*** EXERCISE MATERIAL ***

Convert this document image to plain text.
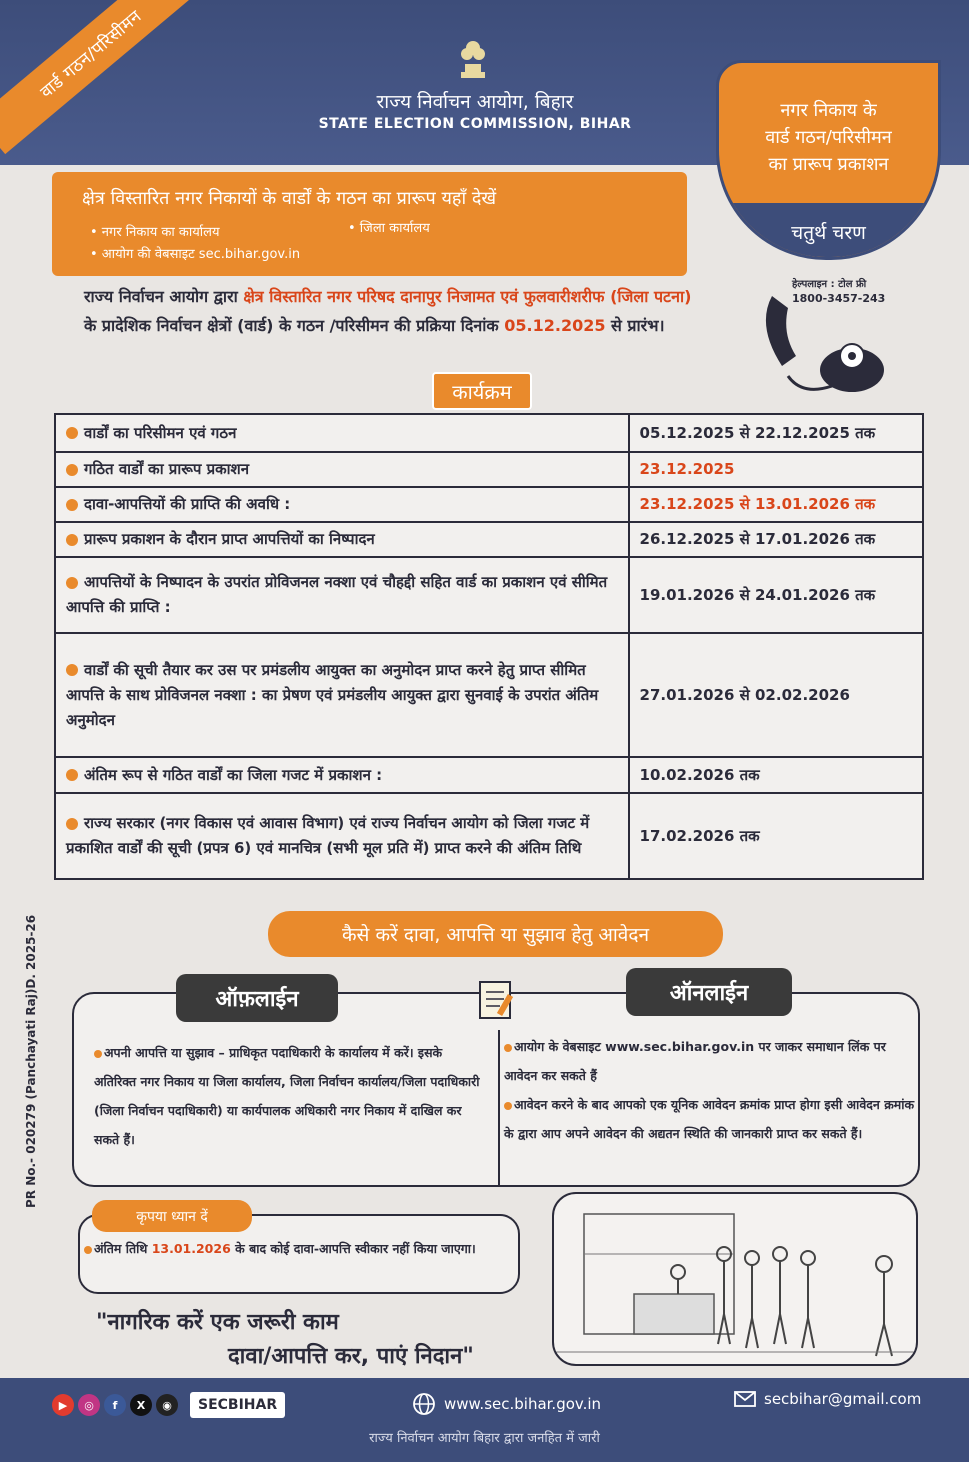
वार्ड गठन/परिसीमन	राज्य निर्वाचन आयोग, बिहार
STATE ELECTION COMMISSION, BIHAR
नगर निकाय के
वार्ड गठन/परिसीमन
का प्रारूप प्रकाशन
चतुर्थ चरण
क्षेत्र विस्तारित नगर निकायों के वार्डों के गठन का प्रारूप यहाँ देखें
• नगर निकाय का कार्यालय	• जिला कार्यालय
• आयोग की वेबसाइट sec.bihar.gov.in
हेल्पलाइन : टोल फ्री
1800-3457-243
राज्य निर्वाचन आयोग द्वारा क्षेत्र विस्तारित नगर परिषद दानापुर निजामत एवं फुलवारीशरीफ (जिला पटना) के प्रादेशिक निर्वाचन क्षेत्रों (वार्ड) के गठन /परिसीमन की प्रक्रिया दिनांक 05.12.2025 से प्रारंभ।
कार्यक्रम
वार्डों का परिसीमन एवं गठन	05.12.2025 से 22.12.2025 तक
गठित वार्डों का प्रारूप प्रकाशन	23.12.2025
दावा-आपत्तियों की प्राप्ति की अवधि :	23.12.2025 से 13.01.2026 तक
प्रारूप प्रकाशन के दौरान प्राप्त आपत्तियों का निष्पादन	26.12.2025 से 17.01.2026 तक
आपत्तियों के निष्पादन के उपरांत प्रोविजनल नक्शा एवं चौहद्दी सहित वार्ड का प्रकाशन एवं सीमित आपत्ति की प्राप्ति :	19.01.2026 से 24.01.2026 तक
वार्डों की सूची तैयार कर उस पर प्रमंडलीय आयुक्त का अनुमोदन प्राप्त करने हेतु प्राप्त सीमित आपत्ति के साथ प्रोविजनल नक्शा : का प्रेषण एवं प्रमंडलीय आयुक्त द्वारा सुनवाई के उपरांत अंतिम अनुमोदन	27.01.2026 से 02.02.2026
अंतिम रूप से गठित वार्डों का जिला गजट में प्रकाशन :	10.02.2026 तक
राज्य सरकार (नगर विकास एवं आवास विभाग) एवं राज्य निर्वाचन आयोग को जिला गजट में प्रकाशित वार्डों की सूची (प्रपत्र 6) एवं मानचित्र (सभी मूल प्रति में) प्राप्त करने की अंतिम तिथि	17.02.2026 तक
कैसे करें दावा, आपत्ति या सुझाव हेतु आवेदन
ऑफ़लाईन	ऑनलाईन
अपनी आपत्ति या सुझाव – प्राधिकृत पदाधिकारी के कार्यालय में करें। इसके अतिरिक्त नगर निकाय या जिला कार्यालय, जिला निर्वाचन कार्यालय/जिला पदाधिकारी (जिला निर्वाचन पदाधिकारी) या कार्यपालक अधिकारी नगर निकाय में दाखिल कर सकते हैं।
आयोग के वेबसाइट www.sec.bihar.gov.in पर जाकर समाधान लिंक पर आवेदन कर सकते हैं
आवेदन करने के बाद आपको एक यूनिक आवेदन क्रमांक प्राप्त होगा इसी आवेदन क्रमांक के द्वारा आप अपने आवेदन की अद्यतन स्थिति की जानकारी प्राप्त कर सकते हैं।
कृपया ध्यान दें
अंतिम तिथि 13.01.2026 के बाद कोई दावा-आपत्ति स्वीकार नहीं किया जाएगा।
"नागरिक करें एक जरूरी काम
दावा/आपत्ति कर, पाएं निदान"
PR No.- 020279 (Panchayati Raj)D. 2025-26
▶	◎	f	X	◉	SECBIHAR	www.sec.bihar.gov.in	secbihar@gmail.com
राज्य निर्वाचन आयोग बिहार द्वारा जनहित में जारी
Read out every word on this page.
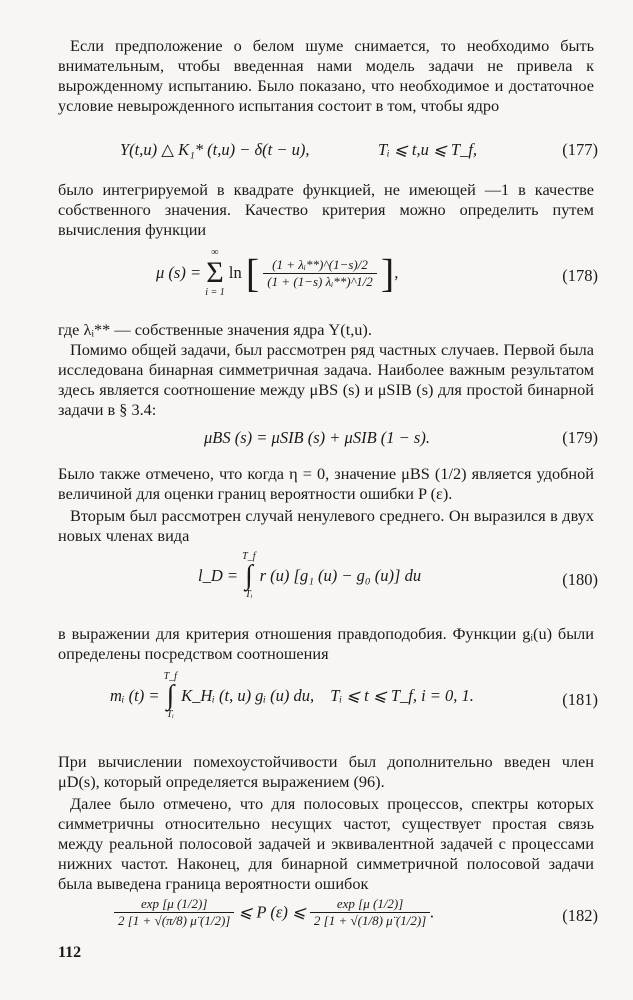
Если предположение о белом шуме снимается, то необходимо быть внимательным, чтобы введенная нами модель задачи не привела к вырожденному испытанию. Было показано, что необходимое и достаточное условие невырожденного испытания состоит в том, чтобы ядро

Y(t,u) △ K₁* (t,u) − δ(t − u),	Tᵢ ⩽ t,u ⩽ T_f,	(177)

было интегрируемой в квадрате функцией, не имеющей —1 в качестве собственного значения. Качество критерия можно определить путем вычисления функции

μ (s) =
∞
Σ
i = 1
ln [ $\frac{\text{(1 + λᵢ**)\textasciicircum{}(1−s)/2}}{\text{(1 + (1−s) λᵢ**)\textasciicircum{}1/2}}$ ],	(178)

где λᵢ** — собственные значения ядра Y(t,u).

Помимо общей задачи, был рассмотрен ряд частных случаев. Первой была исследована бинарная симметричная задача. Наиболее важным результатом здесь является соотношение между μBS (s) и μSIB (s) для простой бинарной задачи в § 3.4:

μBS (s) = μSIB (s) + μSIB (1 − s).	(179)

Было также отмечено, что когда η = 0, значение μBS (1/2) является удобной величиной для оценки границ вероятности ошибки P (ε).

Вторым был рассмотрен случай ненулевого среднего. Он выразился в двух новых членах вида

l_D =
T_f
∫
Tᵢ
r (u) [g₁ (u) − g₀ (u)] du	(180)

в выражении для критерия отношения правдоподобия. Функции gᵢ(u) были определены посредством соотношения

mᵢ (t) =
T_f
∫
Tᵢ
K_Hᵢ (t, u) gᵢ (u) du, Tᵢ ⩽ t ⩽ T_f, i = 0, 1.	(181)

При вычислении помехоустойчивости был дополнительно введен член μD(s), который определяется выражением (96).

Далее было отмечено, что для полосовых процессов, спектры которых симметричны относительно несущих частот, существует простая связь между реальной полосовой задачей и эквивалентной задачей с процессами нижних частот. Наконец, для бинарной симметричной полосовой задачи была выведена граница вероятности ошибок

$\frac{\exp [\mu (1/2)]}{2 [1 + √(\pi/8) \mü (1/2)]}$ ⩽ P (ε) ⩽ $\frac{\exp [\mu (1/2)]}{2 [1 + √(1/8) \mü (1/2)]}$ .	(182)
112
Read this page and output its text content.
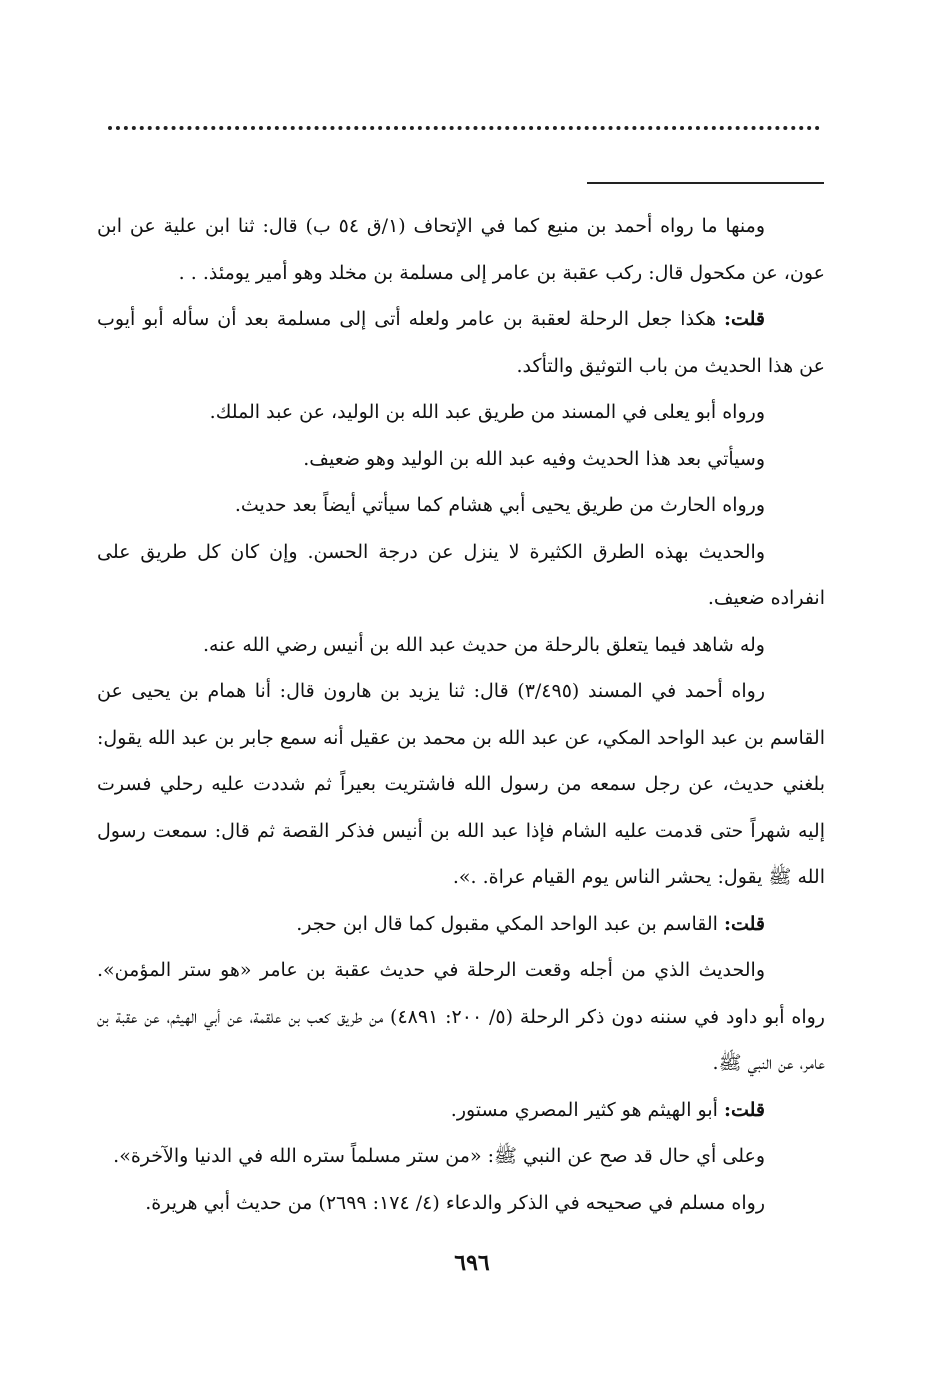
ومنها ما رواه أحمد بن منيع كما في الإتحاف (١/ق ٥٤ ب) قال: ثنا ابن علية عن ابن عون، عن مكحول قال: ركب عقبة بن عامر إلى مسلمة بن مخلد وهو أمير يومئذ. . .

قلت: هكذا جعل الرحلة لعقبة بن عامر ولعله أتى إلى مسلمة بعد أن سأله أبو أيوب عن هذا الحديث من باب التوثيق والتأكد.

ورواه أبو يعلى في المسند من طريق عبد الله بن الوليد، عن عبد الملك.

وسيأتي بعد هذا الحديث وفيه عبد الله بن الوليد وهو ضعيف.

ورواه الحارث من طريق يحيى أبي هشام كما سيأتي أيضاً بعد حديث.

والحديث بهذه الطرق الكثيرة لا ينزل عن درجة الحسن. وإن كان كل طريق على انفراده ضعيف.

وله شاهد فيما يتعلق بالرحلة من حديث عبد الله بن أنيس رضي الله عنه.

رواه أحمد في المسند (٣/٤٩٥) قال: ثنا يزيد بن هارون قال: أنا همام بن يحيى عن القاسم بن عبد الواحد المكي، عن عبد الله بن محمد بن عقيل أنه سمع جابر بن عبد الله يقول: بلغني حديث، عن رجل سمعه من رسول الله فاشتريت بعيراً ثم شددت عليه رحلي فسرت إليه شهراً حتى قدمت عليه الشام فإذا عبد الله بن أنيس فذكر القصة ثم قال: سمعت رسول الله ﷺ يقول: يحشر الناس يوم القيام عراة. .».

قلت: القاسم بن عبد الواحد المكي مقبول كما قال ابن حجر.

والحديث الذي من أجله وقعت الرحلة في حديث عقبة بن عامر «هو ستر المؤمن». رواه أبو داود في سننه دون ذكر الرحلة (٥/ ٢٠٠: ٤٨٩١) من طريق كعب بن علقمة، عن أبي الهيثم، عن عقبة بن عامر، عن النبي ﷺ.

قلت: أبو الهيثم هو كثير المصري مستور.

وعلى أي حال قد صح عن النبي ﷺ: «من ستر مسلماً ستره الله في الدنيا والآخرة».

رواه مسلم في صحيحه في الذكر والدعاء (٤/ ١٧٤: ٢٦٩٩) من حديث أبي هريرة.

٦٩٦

***

▶ _PROBLEM DETAILS_
All lines holding the word "ورواه" should be picked out and copied.

▶ _SOLUTION FOR THIS PROBLEM_
ورواه أبو يعلى في المسند من طريق عبد الله بن الوليد، عن عبد الملك.
ورواه الحارث من طريق يحيى أبي هشام كما سيأتي أيضاً بعد حديث.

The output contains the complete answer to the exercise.